Exercise brief » In your answer, set down the records below exactly as they stand, omitting pictures.

Document content entries »
- Opening Delimiter -

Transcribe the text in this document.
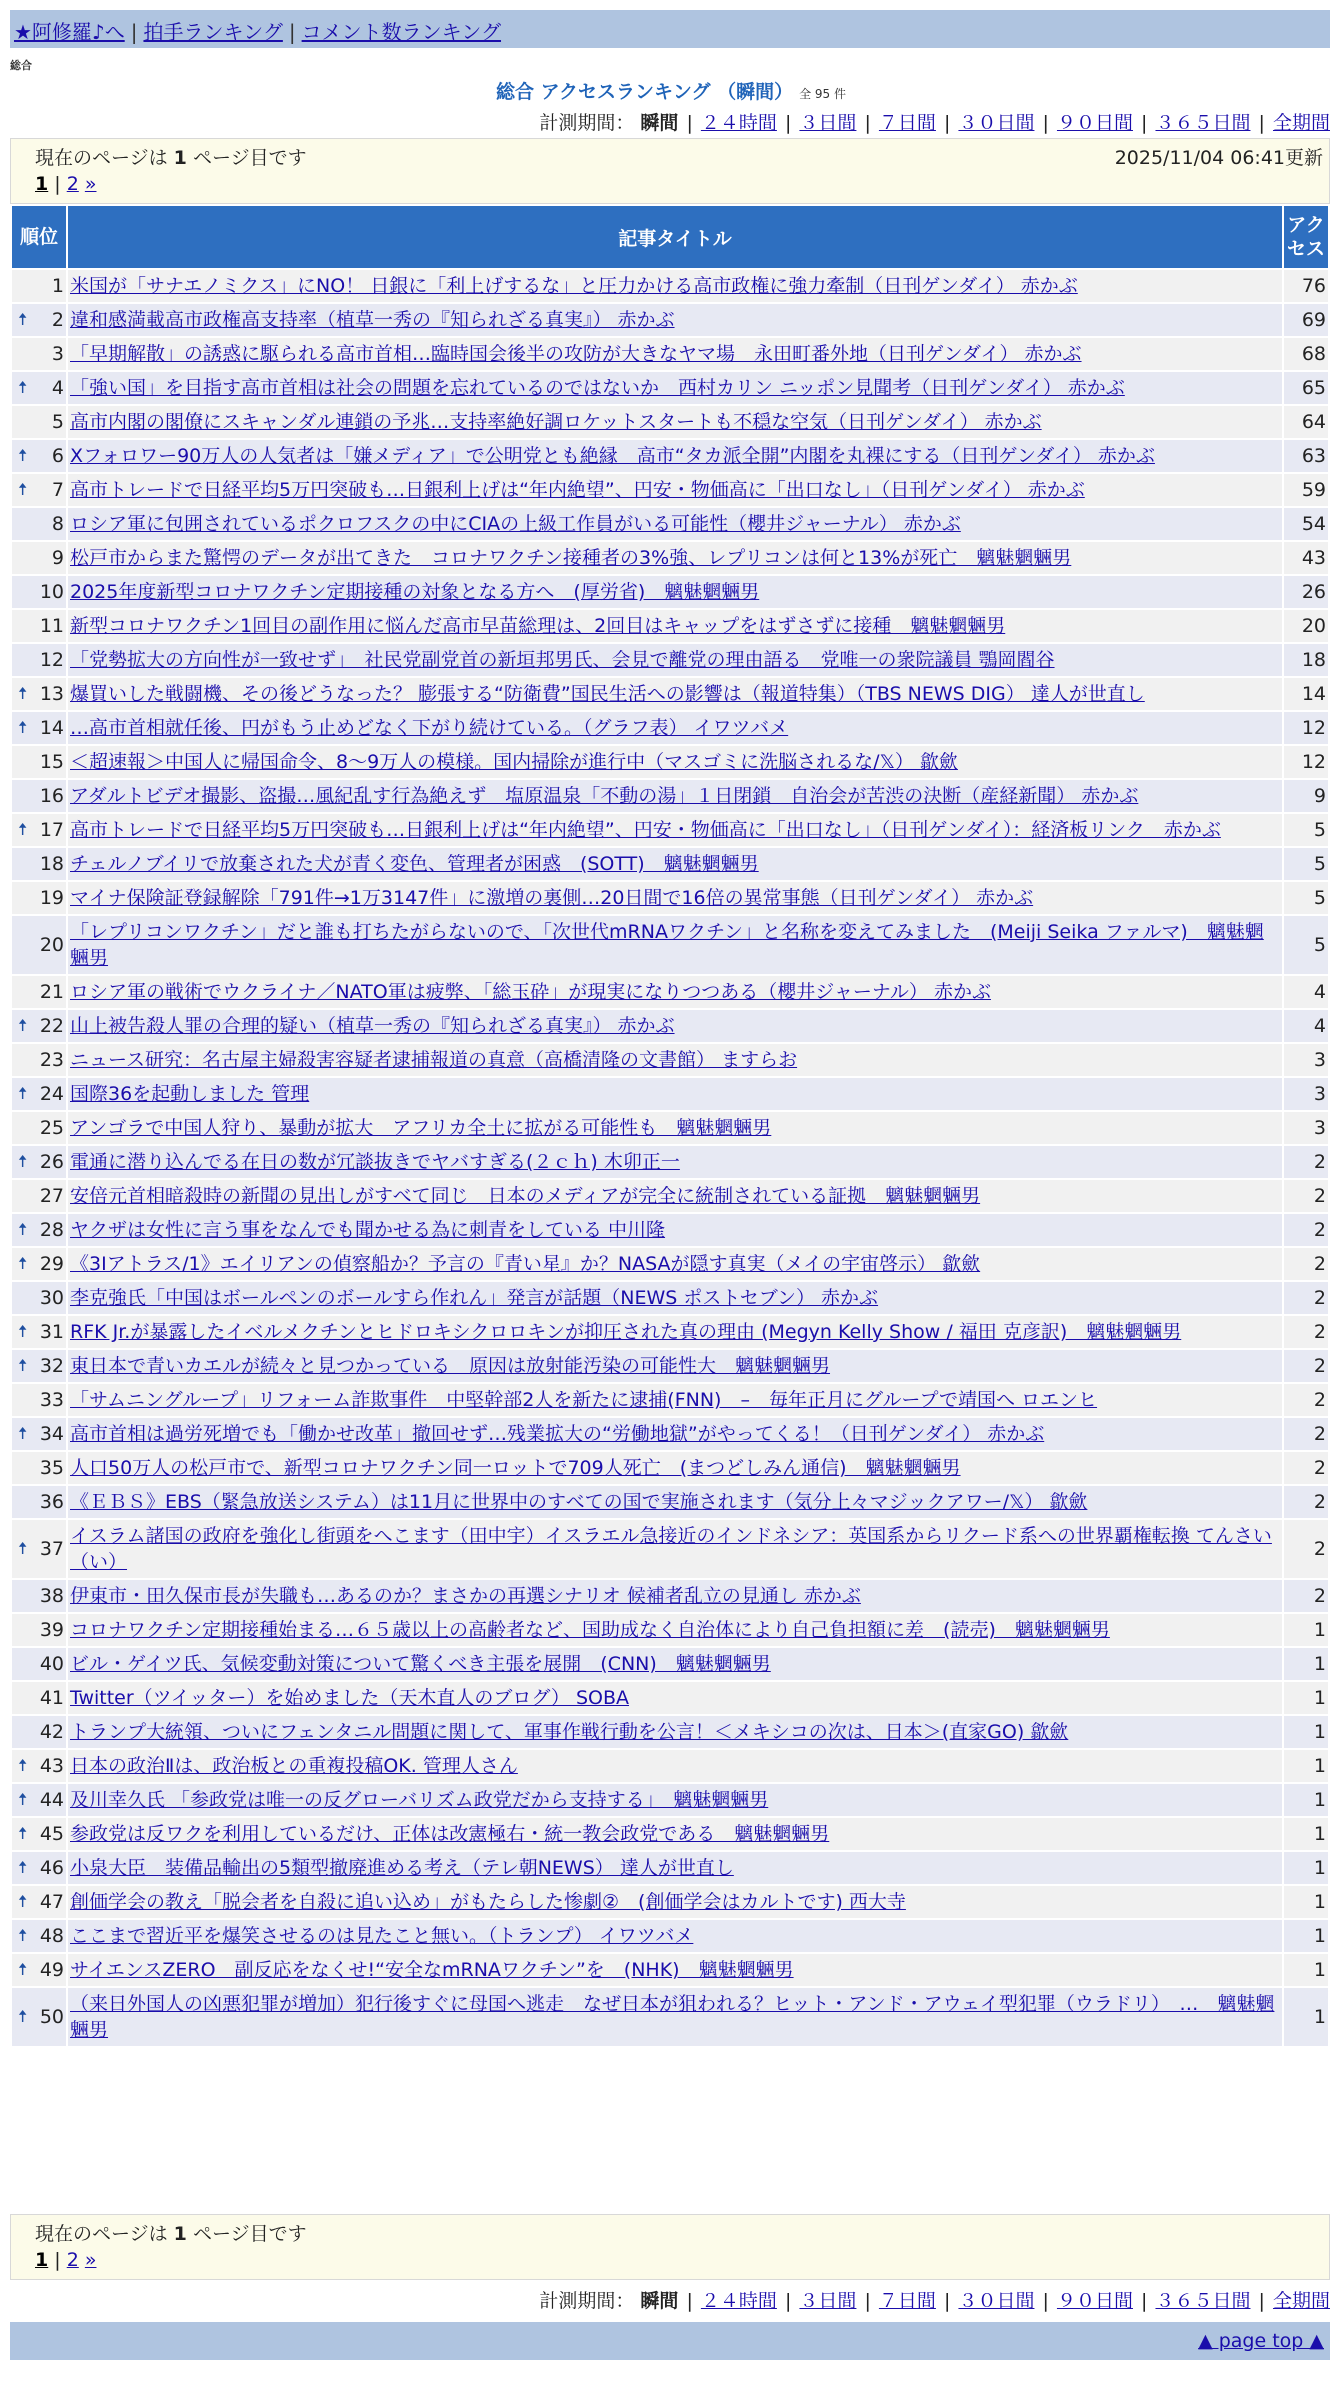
★阿修羅♪へ | 拍手ランキング | コメント数ランキング
総合
総合 アクセスランキング （瞬間） 全 95 件
計測期間： 瞬間 | ２４時間 | ３日間 | ７日間 | ３０日間 | ９０日間 | ３６５日間 | 全期間
現在のページは 1 ページ目です	2025/11/04 06:41更新
1 | 2 »
順位	記事タイトル	アクセス
1	米国が「サナエノミクス」にNO！ 日銀に「利上げするな」と圧力かける高市政権に強力牽制（日刊ゲンダイ） 赤かぶ	76

🠅 2	違和感満載高市政権高支持率（植草一秀の『知られざる真実』） 赤かぶ	69
3	「早期解散」の誘惑に駆られる高市首相…臨時国会後半の攻防が大きなヤマ場　永田町番外地（日刊ゲンダイ） 赤かぶ	68

🠅 4	「強い国」を目指す高市首相は社会の問題を忘れているのではないか　西村カリン ニッポン見聞考（日刊ゲンダイ） 赤かぶ	65
5	高市内閣の閣僚にスキャンダル連鎖の予兆…支持率絶好調ロケットスタートも不穏な空気（日刊ゲンダイ） 赤かぶ	64

🠅 6	Xフォロワー90万人の人気者は「嫌メディア」で公明党とも絶縁　高市“タカ派全開”内閣を丸裸にする（日刊ゲンダイ） 赤かぶ	63

🠅 7	高市トレードで日経平均5万円突破も…日銀利上げは“年内絶望”、円安・物価高に「出口なし」（日刊ゲンダイ） 赤かぶ	59
8	ロシア軍に包囲されているポクロフスクの中にCIAの上級工作員がいる可能性（櫻井ジャーナル） 赤かぶ	54
9	松戸市からまた驚愕のデータが出てきた　コロナワクチン接種者の3%強、レプリコンは何と13%が死亡　魑魅魍魎男	43
10	2025年度新型コロナワクチン定期接種の対象となる方へ　(厚労省)　魑魅魍魎男	26
11	新型コロナワクチン1回目の副作用に悩んだ高市早苗総理は、2回目はキャップをはずさずに接種　魑魅魍魎男	20
12	「党勢拡大の方向性が一致せず」　社民党副党首の新垣邦男氏、会見で離党の理由語る　党唯一の衆院議員 鶚岡閻谷	18

🠅 13	爆買いした戦闘機、その後どうなった？ 膨張する“防衛費”国民生活への影響は（報道特集）（TBS NEWS DIG） 達人が世直し	14

🠅 14	…高市首相就任後、円がもう止めどなく下がり続けている。（グラフ表） イワツバメ	12
15	＜超速報＞中国人に帰国命令、8～9万人の模様。国内掃除が進行中（マスゴミに洗脳されるな/𝕏） 歙歛	12
16	アダルトビデオ撮影、盗撮…風紀乱す行為絶えず　塩原温泉「不動の湯」１日閉鎖　自治会が苦渋の決断（産経新聞） 赤かぶ	9

🠅 17	高市トレードで日経平均5万円突破も…日銀利上げは“年内絶望”、円安・物価高に「出口なし」（日刊ゲンダイ）：経済板リンク　赤かぶ	5
18	チェルノブイリで放棄された犬が青く変色、管理者が困惑　(SOTT)　魑魅魍魎男	5
19	マイナ保険証登録解除「791件→1万3147件」に激増の裏側…20日間で16倍の異常事態（日刊ゲンダイ） 赤かぶ	5
20	「レプリコンワクチン」だと誰も打ちたがらないので、「次世代mRNAワクチン」と名称を変えてみました　(Meiji Seika ファルマ)　魑魅魍魎男	5
21	ロシア軍の戦術でウクライナ／NATO軍は疲弊、「総玉砕」が現実になりつつある（櫻井ジャーナル） 赤かぶ	4

🠅 22	山上被告殺人罪の合理的疑い（植草一秀の『知られざる真実』） 赤かぶ	4
23	ニュース研究：名古屋主婦殺害容疑者逮捕報道の真意（高橋清隆の文書館） ますらお	3

🠅 24	国際36を起動しました 管理	3
25	アンゴラで中国人狩り、暴動が拡大　アフリカ全土に拡がる可能性も　魑魅魍魎男	3

🠅 26	電通に潜り込んでる在日の数が冗談抜きでヤバすぎる(２ｃｈ) 木卯正一	2
27	安倍元首相暗殺時の新聞の見出しがすべて同じ　日本のメディアが完全に統制されている証拠　魑魅魍魎男	2

🠅 28	ヤクザは女性に言う事をなんでも聞かせる為に刺青をしている 中川隆	2

🠅 29	《3Iアトラス/1》エイリアンの偵察船か？予言の『青い星』か？NASAが隠す真実（メイの宇宙啓示） 歙歛	2
30	李克強氏「中国はボールペンのボールすら作れん」発言が話題（NEWS ポストセブン） 赤かぶ	2

🠅 31	RFK Jr.が暴露したイベルメクチンとヒドロキシクロロキンが抑圧された真の理由 (Megyn Kelly Show / 福田 克彦訳)　魑魅魍魎男	2

🠅 32	東日本で青いカエルが続々と見つかっている　原因は放射能汚染の可能性大　魑魅魍魎男	2
33	「サムニングループ」リフォーム詐欺事件　中堅幹部2人を新たに逮捕(FNN)　–　毎年正月にグループで靖国へ ロエンヒ	2

🠅 34	高市首相は過労死増でも「働かせ改革」撤回せず…残業拡大の“労働地獄”がやってくる！（日刊ゲンダイ） 赤かぶ	2
35	人口50万人の松戸市で、新型コロナワクチン同一ロットで709人死亡　(まつどしみん通信)　魑魅魍魎男	2
36	《ＥＢＳ》EBS（緊急放送システム）は11月に世界中のすべての国で実施されます（気分上々マジックアワー/𝕏） 歙歛	2

🠅 37	イスラム諸国の政府を強化し街頭をへこます（田中宇）イスラエル急接近のインドネシア：英国系からリクード系への世界覇権転換 てんさい（い）	2
38	伊東市・田久保市長が失職も…あるのか？まさかの再選シナリオ 候補者乱立の見通し 赤かぶ	2
39	コロナワクチン定期接種始まる…６５歳以上の高齢者など、国助成なく自治体により自己負担額に差　(読売)　魑魅魍魎男	1
40	ビル・ゲイツ氏、気候変動対策について驚くべき主張を展開　(CNN)　魑魅魍魎男	1
41	Twitter（ツイッター）を始めました（天木直人のブログ） SOBA	1
42	トランプ大統領、ついにフェンタニル問題に関して、軍事作戦行動を公言！＜メキシコの次は、日本＞(直家GO) 歙歛	1

🠅 43	日本の政治Ⅱは、政治板との重複投稿OK. 管理人さん	1

🠅 44	及川幸久氏 「参政党は唯一の反グローバリズム政党だから支持する」　魑魅魍魎男	1

🠅 45	参政党は反ワクを利用しているだけ、正体は改憲極右・統一教会政党である　魑魅魍魎男	1

🠅 46	小泉大臣　装備品輸出の5類型撤廃進める考え（テレ朝NEWS） 達人が世直し	1

🠅 47	創価学会の教え「脱会者を自殺に追い込め」がもたらした惨劇②　(創価学会はカルトです) 西大寺	1

🠅 48	ここまで習近平を爆笑させるのは見たこと無い。（トランプ） イワツバメ	1

🠅 49	サイエンスZERO　副反応をなくせ!“安全なmRNAワクチン”を　(NHK)　魑魅魍魎男	1

🠅 50	（来日外国人の凶悪犯罪が増加）犯行後すぐに母国へ逃走　なぜ日本が狙われる？ヒット・アンド・アウェイ型犯罪（ウラドリ）　…　魑魅魍魎男	1
現在のページは 1 ページ目です
1 | 2 »
計測期間： 瞬間 | ２４時間 | ３日間 | ７日間 | ３０日間 | ９０日間 | ３６５日間 | 全期間
▲ page top ▲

- Closing Delimiter -

Response area »
Transcribe the text in this document.
★阿修羅♪へ | 拍手ランキング | コメント数ランキング
総合
総合 アクセスランキング （瞬間） 全 95 件
計測期間： 瞬間 | ２４時間 | ３日間 | ７日間 | ３０日間 | ９０日間 | ３６５日間 | 全期間
現在のページは 1 ページ目です	2025/11/04 06:41更新
1 | 2 »
順位	記事タイトル	アクセス
1	米国が「サナエノミクス」にNO！ 日銀に「利上げするな」と圧力かける高市政権に強力牽制（日刊ゲンダイ） 赤かぶ	76

🠅 2	違和感満載高市政権高支持率（植草一秀の『知られざる真実』） 赤かぶ	69
3	「早期解散」の誘惑に駆られる高市首相…臨時国会後半の攻防が大きなヤマ場　永田町番外地（日刊ゲンダイ） 赤かぶ	68

🠅 4	「強い国」を目指す高市首相は社会の問題を忘れているのではないか　西村カリン ニッポン見聞考（日刊ゲンダイ） 赤かぶ	65
5	高市内閣の閣僚にスキャンダル連鎖の予兆…支持率絶好調ロケットスタートも不穏な空気（日刊ゲンダイ） 赤かぶ	64

🠅 6	Xフォロワー90万人の人気者は「嫌メディア」で公明党とも絶縁　高市“タカ派全開”内閣を丸裸にする（日刊ゲンダイ） 赤かぶ	63

🠅 7	高市トレードで日経平均5万円突破も…日銀利上げは“年内絶望”、円安・物価高に「出口なし」（日刊ゲンダイ） 赤かぶ	59
8	ロシア軍に包囲されているポクロフスクの中にCIAの上級工作員がいる可能性（櫻井ジャーナル） 赤かぶ	54
9	松戸市からまた驚愕のデータが出てきた　コロナワクチン接種者の3%強、レプリコンは何と13%が死亡　魑魅魍魎男	43
10	2025年度新型コロナワクチン定期接種の対象となる方へ　(厚労省)　魑魅魍魎男	26
11	新型コロナワクチン1回目の副作用に悩んだ高市早苗総理は、2回目はキャップをはずさずに接種　魑魅魍魎男	20
12	「党勢拡大の方向性が一致せず」　社民党副党首の新垣邦男氏、会見で離党の理由語る　党唯一の衆院議員 鶚岡閻谷	18

🠅 13	爆買いした戦闘機、その後どうなった？ 膨張する“防衛費”国民生活への影響は（報道特集）（TBS NEWS DIG） 達人が世直し	14

🠅 14	…高市首相就任後、円がもう止めどなく下がり続けている。（グラフ表） イワツバメ	12
15	＜超速報＞中国人に帰国命令、8～9万人の模様。国内掃除が進行中（マスゴミに洗脳されるな/𝕏） 歙歛	12
16	アダルトビデオ撮影、盗撮…風紀乱す行為絶えず　塩原温泉「不動の湯」１日閉鎖　自治会が苦渋の決断（産経新聞） 赤かぶ	9

🠅 17	高市トレードで日経平均5万円突破も…日銀利上げは“年内絶望”、円安・物価高に「出口なし」（日刊ゲンダイ）：経済板リンク　赤かぶ	5
18	チェルノブイリで放棄された犬が青く変色、管理者が困惑　(SOTT)　魑魅魍魎男	5
19	マイナ保険証登録解除「791件→1万3147件」に激増の裏側…20日間で16倍の異常事態（日刊ゲンダイ） 赤かぶ	5
20	「レプリコンワクチン」だと誰も打ちたがらないので、「次世代mRNAワクチン」と名称を変えてみました　(Meiji Seika ファルマ)　魑魅魍魎男	5
21	ロシア軍の戦術でウクライナ／NATO軍は疲弊、「総玉砕」が現実になりつつある（櫻井ジャーナル） 赤かぶ	4

🠅 22	山上被告殺人罪の合理的疑い（植草一秀の『知られざる真実』） 赤かぶ	4
23	ニュース研究：名古屋主婦殺害容疑者逮捕報道の真意（高橋清隆の文書館） ますらお	3

🠅 24	国際36を起動しました 管理	3
25	アンゴラで中国人狩り、暴動が拡大　アフリカ全土に拡がる可能性も　魑魅魍魎男	3

🠅 26	電通に潜り込んでる在日の数が冗談抜きでヤバすぎる(２ｃｈ) 木卯正一	2
27	安倍元首相暗殺時の新聞の見出しがすべて同じ　日本のメディアが完全に統制されている証拠　魑魅魍魎男	2

🠅 28	ヤクザは女性に言う事をなんでも聞かせる為に刺青をしている 中川隆	2

🠅 29	《3Iアトラス/1》エイリアンの偵察船か？予言の『青い星』か？NASAが隠す真実（メイの宇宙啓示） 歙歛	2
30	李克強氏「中国はボールペンのボールすら作れん」発言が話題（NEWS ポストセブン） 赤かぶ	2

🠅 31	RFK Jr.が暴露したイベルメクチンとヒドロキシクロロキンが抑圧された真の理由 (Megyn Kelly Show / 福田 克彦訳)　魑魅魍魎男	2

🠅 32	東日本で青いカエルが続々と見つかっている　原因は放射能汚染の可能性大　魑魅魍魎男	2
33	「サムニングループ」リフォーム詐欺事件　中堅幹部2人を新たに逮捕(FNN)　–　毎年正月にグループで靖国へ ロエンヒ	2

🠅 34	高市首相は過労死増でも「働かせ改革」撤回せず…残業拡大の“労働地獄”がやってくる！（日刊ゲンダイ） 赤かぶ	2
35	人口50万人の松戸市で、新型コロナワクチン同一ロットで709人死亡　(まつどしみん通信)　魑魅魍魎男	2
36	《ＥＢＳ》EBS（緊急放送システム）は11月に世界中のすべての国で実施されます（気分上々マジックアワー/𝕏） 歙歛	2

🠅 37	イスラム諸国の政府を強化し街頭をへこます（田中宇）イスラエル急接近のインドネシア：英国系からリクード系への世界覇権転換 てんさい（い）	2
38	伊東市・田久保市長が失職も…あるのか？まさかの再選シナリオ 候補者乱立の見通し 赤かぶ	2
39	コロナワクチン定期接種始まる…６５歳以上の高齢者など、国助成なく自治体により自己負担額に差　(読売)　魑魅魍魎男	1
40	ビル・ゲイツ氏、気候変動対策について驚くべき主張を展開　(CNN)　魑魅魍魎男	1
41	Twitter（ツイッター）を始めました（天木直人のブログ） SOBA	1
42	トランプ大統領、ついにフェンタニル問題に関して、軍事作戦行動を公言！＜メキシコの次は、日本＞(直家GO) 歙歛	1

🠅 43	日本の政治Ⅱは、政治板との重複投稿OK. 管理人さん	1

🠅 44	及川幸久氏 「参政党は唯一の反グローバリズム政党だから支持する」　魑魅魍魎男	1

🠅 45	参政党は反ワクを利用しているだけ、正体は改憲極右・統一教会政党である　魑魅魍魎男	1

🠅 46	小泉大臣　装備品輸出の5類型撤廃進める考え（テレ朝NEWS） 達人が世直し	1

🠅 47	創価学会の教え「脱会者を自殺に追い込め」がもたらした惨劇②　(創価学会はカルトです) 西大寺	1

🠅 48	ここまで習近平を爆笑させるのは見たこと無い。（トランプ） イワツバメ	1

🠅 49	サイエンスZERO　副反応をなくせ!“安全なmRNAワクチン”を　(NHK)　魑魅魍魎男	1

🠅 50	（来日外国人の凶悪犯罪が増加）犯行後すぐに母国へ逃走　なぜ日本が狙われる？ヒット・アンド・アウェイ型犯罪（ウラドリ）　…　魑魅魍魎男	1
現在のページは 1 ページ目です
1 | 2 »
計測期間： 瞬間 | ２４時間 | ３日間 | ７日間 | ３０日間 | ９０日間 | ３６５日間 | 全期間
▲ page top ▲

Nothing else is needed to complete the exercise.